[What is expected]: The records are to be restated in their entirety, word for word.

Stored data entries
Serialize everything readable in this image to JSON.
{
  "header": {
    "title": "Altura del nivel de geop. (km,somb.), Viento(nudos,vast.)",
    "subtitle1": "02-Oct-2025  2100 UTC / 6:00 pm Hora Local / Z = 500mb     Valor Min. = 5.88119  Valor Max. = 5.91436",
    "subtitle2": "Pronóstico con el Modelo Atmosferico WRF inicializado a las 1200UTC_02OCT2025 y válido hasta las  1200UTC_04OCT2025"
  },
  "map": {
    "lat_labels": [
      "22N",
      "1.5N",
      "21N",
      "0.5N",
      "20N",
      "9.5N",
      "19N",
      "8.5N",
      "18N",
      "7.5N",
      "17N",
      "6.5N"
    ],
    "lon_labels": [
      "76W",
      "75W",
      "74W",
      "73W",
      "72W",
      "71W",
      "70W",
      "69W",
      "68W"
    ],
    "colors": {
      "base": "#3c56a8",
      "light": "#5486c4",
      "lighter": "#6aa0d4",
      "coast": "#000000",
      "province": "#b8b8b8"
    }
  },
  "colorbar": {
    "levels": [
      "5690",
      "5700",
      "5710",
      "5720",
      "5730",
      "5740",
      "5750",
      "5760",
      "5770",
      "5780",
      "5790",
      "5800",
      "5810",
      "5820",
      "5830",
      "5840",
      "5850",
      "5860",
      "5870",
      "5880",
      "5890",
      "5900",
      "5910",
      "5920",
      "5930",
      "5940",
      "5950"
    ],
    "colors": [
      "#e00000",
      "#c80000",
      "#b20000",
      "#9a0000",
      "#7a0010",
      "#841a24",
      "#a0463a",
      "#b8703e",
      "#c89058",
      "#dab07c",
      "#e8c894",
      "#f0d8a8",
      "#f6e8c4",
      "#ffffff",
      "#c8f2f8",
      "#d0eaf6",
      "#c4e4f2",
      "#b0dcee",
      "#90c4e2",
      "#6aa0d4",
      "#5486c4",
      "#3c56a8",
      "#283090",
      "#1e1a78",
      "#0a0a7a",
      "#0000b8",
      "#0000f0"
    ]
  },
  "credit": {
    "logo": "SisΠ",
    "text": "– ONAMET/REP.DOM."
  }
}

[Response to the task]:
Serialize everything readable in this image to JSON.
{
  "header": {
    "title": "Altura del nivel de geop. (km,somb.), Viento(nudos,vast.)",
    "subtitle1": "02-Oct-2025  2100 UTC / 6:00 pm Hora Local / Z = 500mb     Valor Min. = 5.88119  Valor Max. = 5.91436",
    "subtitle2": "Pronóstico con el Modelo Atmosferico WRF inicializado a las 1200UTC_02OCT2025 y válido hasta las  1200UTC_04OCT2025"
  },
  "map": {
    "lat_labels": [
      "22N",
      "1.5N",
      "21N",
      "0.5N",
      "20N",
      "9.5N",
      "19N",
      "8.5N",
      "18N",
      "7.5N",
      "17N",
      "6.5N"
    ],
    "lon_labels": [
      "76W",
      "75W",
      "74W",
      "73W",
      "72W",
      "71W",
      "70W",
      "69W",
      "68W"
    ],
    "colors": {
      "base": "#3c56a8",
      "light": "#5486c4",
      "lighter": "#6aa0d4",
      "coast": "#000000",
      "province": "#b8b8b8"
    }
  },
  "colorbar": {
    "levels": [
      "5690",
      "5700",
      "5710",
      "5720",
      "5730",
      "5740",
      "5750",
      "5760",
      "5770",
      "5780",
      "5790",
      "5800",
      "5810",
      "5820",
      "5830",
      "5840",
      "5850",
      "5860",
      "5870",
      "5880",
      "5890",
      "5900",
      "5910",
      "5920",
      "5930",
      "5940",
      "5950"
    ],
    "colors": [
      "#e00000",
      "#c80000",
      "#b20000",
      "#9a0000",
      "#7a0010",
      "#841a24",
      "#a0463a",
      "#b8703e",
      "#c89058",
      "#dab07c",
      "#e8c894",
      "#f0d8a8",
      "#f6e8c4",
      "#ffffff",
      "#c8f2f8",
      "#d0eaf6",
      "#c4e4f2",
      "#b0dcee",
      "#90c4e2",
      "#6aa0d4",
      "#5486c4",
      "#3c56a8",
      "#283090",
      "#1e1a78",
      "#0a0a7a",
      "#0000b8",
      "#0000f0"
    ]
  },
  "credit": {
    "logo": "SisΠ",
    "text": "– ONAMET/REP.DOM."
  }
}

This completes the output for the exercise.